= Listing =
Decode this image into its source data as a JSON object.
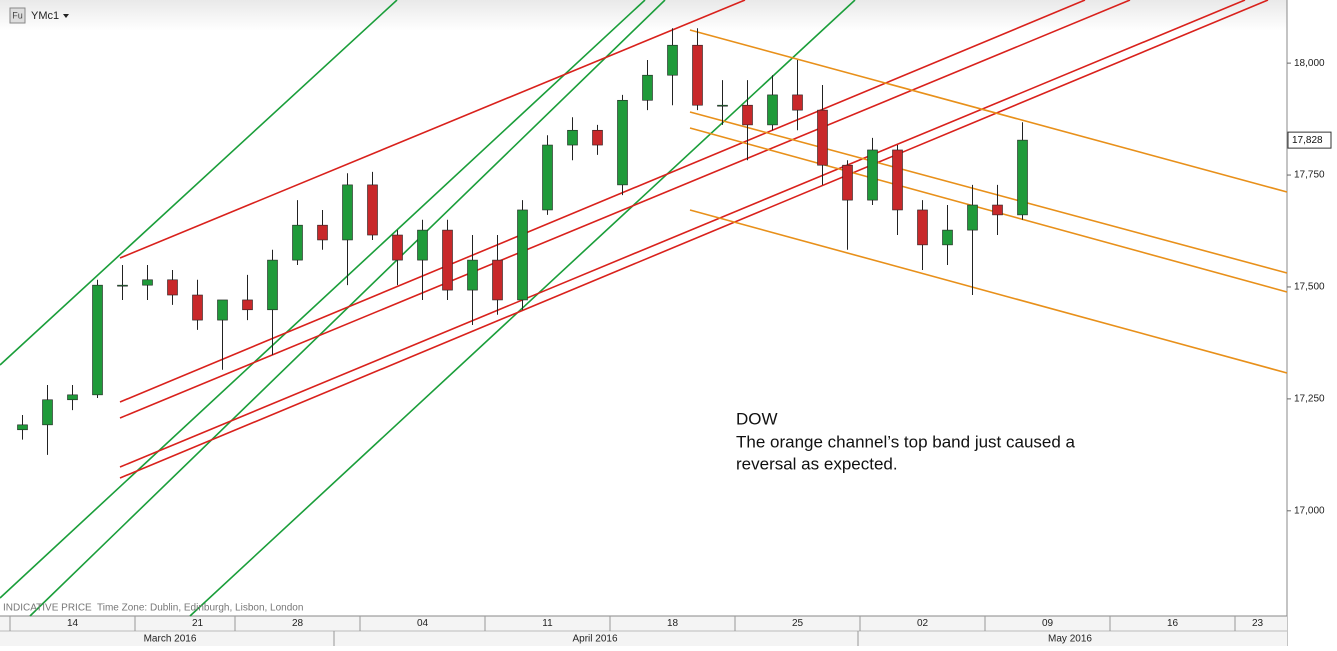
{
  "chart_data": {
    "type": "candlestick",
    "source_icon": "Fu",
    "symbol": "YMc1",
    "footer_note": "INDICATIVE PRICE",
    "timezone": "Time Zone: Dublin, Edinburgh, Lisbon, London",
    "annotation": [
      "DOW",
      "The orange channel’s top band just caused a",
      "reversal as expected."
    ],
    "up_color": "#1f9a3a",
    "down_color": "#c8282a",
    "x": [
      0,
      1,
      2,
      3,
      4,
      5,
      6,
      7,
      8,
      9,
      10,
      11,
      12,
      13,
      14,
      15,
      16,
      17,
      18,
      19,
      20,
      21,
      22,
      23,
      24,
      25,
      26,
      27,
      28,
      29,
      30,
      31,
      32,
      33,
      34,
      35,
      36,
      37,
      38,
      39,
      40
    ],
    "open": [
      17181,
      17192,
      17248,
      17259,
      17504,
      17504,
      17516,
      17482,
      17426,
      17471,
      17449,
      17560,
      17638,
      17605,
      17728,
      17616,
      17560,
      17627,
      17493,
      17560,
      17471,
      17672,
      17817,
      17850,
      17728,
      17917,
      17973,
      18040,
      17906,
      17906,
      17862,
      17929,
      17895,
      17772,
      17694,
      17806,
      17672,
      17594,
      17627,
      17683,
      17661
    ],
    "high": [
      17214,
      17281,
      17281,
      17516,
      17549,
      17549,
      17538,
      17516,
      17471,
      17527,
      17583,
      17694,
      17672,
      17754,
      17757,
      17627,
      17650,
      17650,
      17616,
      17616,
      17694,
      17839,
      17879,
      17862,
      17929,
      18007,
      18078,
      18078,
      17962,
      17962,
      17973,
      18007,
      17951,
      17783,
      17833,
      17817,
      17694,
      17683,
      17728,
      17728,
      17868
    ],
    "low": [
      17159,
      17125,
      17225,
      17252,
      17471,
      17471,
      17460,
      17404,
      17315,
      17426,
      17348,
      17549,
      17583,
      17504,
      17605,
      17504,
      17471,
      17471,
      17415,
      17438,
      17449,
      17661,
      17783,
      17795,
      17705,
      17895,
      17906,
      17895,
      17862,
      17783,
      17850,
      17850,
      17728,
      17583,
      17683,
      17616,
      17538,
      17549,
      17482,
      17616,
      17650
    ],
    "close": [
      17192,
      17248,
      17259,
      17504,
      17504,
      17516,
      17482,
      17426,
      17471,
      17449,
      17560,
      17638,
      17605,
      17728,
      17616,
      17560,
      17627,
      17493,
      17560,
      17471,
      17672,
      17817,
      17850,
      17817,
      17917,
      17973,
      18040,
      17906,
      17906,
      17862,
      17929,
      17895,
      17772,
      17694,
      17806,
      17672,
      17594,
      17627,
      17683,
      17661,
      17828
    ],
    "last_price": {
      "value": 17828,
      "label": "17,828"
    },
    "xlim": [
      -0.9,
      50.58
    ],
    "xticks": [
      {
        "value": 2,
        "label": "14"
      },
      {
        "value": 7,
        "label": "21"
      },
      {
        "value": 11,
        "label": "28"
      },
      {
        "value": 16,
        "label": "04"
      },
      {
        "value": 21,
        "label": "11"
      },
      {
        "value": 26,
        "label": "18"
      },
      {
        "value": 31,
        "label": "25"
      },
      {
        "value": 36,
        "label": "02"
      },
      {
        "value": 41,
        "label": "09"
      },
      {
        "value": 46,
        "label": "16"
      },
      {
        "value": 49.4,
        "label": "23"
      }
    ],
    "month_ticks": [
      {
        "value": 5.9,
        "label": "March 2016"
      },
      {
        "value": 22.9,
        "label": "April 2016"
      },
      {
        "value": 41.9,
        "label": "May 2016"
      }
    ],
    "ylim": [
      16765,
      18141
    ],
    "yticks": [
      {
        "value": 17000,
        "label": "17,000"
      },
      {
        "value": 17250,
        "label": "17,250"
      },
      {
        "value": 17500,
        "label": "17,500"
      },
      {
        "value": 17750,
        "label": "17,750"
      },
      {
        "value": 18000,
        "label": "18,000"
      }
    ]
  }
}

= Do this =
Leave out the pictures and output every record above precisely as given.

= Response below =
Decode this image into its source data as a JSON object.
{
  "chart_data": {
    "type": "candlestick",
    "source_icon": "Fu",
    "symbol": "YMc1",
    "footer_note": "INDICATIVE PRICE",
    "timezone": "Time Zone: Dublin, Edinburgh, Lisbon, London",
    "annotation": [
      "DOW",
      "The orange channel’s top band just caused a",
      "reversal as expected."
    ],
    "up_color": "#1f9a3a",
    "down_color": "#c8282a",
    "x": [
      0,
      1,
      2,
      3,
      4,
      5,
      6,
      7,
      8,
      9,
      10,
      11,
      12,
      13,
      14,
      15,
      16,
      17,
      18,
      19,
      20,
      21,
      22,
      23,
      24,
      25,
      26,
      27,
      28,
      29,
      30,
      31,
      32,
      33,
      34,
      35,
      36,
      37,
      38,
      39,
      40
    ],
    "open": [
      17181,
      17192,
      17248,
      17259,
      17504,
      17504,
      17516,
      17482,
      17426,
      17471,
      17449,
      17560,
      17638,
      17605,
      17728,
      17616,
      17560,
      17627,
      17493,
      17560,
      17471,
      17672,
      17817,
      17850,
      17728,
      17917,
      17973,
      18040,
      17906,
      17906,
      17862,
      17929,
      17895,
      17772,
      17694,
      17806,
      17672,
      17594,
      17627,
      17683,
      17661
    ],
    "high": [
      17214,
      17281,
      17281,
      17516,
      17549,
      17549,
      17538,
      17516,
      17471,
      17527,
      17583,
      17694,
      17672,
      17754,
      17757,
      17627,
      17650,
      17650,
      17616,
      17616,
      17694,
      17839,
      17879,
      17862,
      17929,
      18007,
      18078,
      18078,
      17962,
      17962,
      17973,
      18007,
      17951,
      17783,
      17833,
      17817,
      17694,
      17683,
      17728,
      17728,
      17868
    ],
    "low": [
      17159,
      17125,
      17225,
      17252,
      17471,
      17471,
      17460,
      17404,
      17315,
      17426,
      17348,
      17549,
      17583,
      17504,
      17605,
      17504,
      17471,
      17471,
      17415,
      17438,
      17449,
      17661,
      17783,
      17795,
      17705,
      17895,
      17906,
      17895,
      17862,
      17783,
      17850,
      17850,
      17728,
      17583,
      17683,
      17616,
      17538,
      17549,
      17482,
      17616,
      17650
    ],
    "close": [
      17192,
      17248,
      17259,
      17504,
      17504,
      17516,
      17482,
      17426,
      17471,
      17449,
      17560,
      17638,
      17605,
      17728,
      17616,
      17560,
      17627,
      17493,
      17560,
      17471,
      17672,
      17817,
      17850,
      17817,
      17917,
      17973,
      18040,
      17906,
      17906,
      17862,
      17929,
      17895,
      17772,
      17694,
      17806,
      17672,
      17594,
      17627,
      17683,
      17661,
      17828
    ],
    "last_price": {
      "value": 17828,
      "label": "17,828"
    },
    "xlim": [
      -0.9,
      50.58
    ],
    "xticks": [
      {
        "value": 2,
        "label": "14"
      },
      {
        "value": 7,
        "label": "21"
      },
      {
        "value": 11,
        "label": "28"
      },
      {
        "value": 16,
        "label": "04"
      },
      {
        "value": 21,
        "label": "11"
      },
      {
        "value": 26,
        "label": "18"
      },
      {
        "value": 31,
        "label": "25"
      },
      {
        "value": 36,
        "label": "02"
      },
      {
        "value": 41,
        "label": "09"
      },
      {
        "value": 46,
        "label": "16"
      },
      {
        "value": 49.4,
        "label": "23"
      }
    ],
    "month_ticks": [
      {
        "value": 5.9,
        "label": "March 2016"
      },
      {
        "value": 22.9,
        "label": "April 2016"
      },
      {
        "value": 41.9,
        "label": "May 2016"
      }
    ],
    "ylim": [
      16765,
      18141
    ],
    "yticks": [
      {
        "value": 17000,
        "label": "17,000"
      },
      {
        "value": 17250,
        "label": "17,250"
      },
      {
        "value": 17500,
        "label": "17,500"
      },
      {
        "value": 17750,
        "label": "17,750"
      },
      {
        "value": 18000,
        "label": "18,000"
      }
    ]
  }
}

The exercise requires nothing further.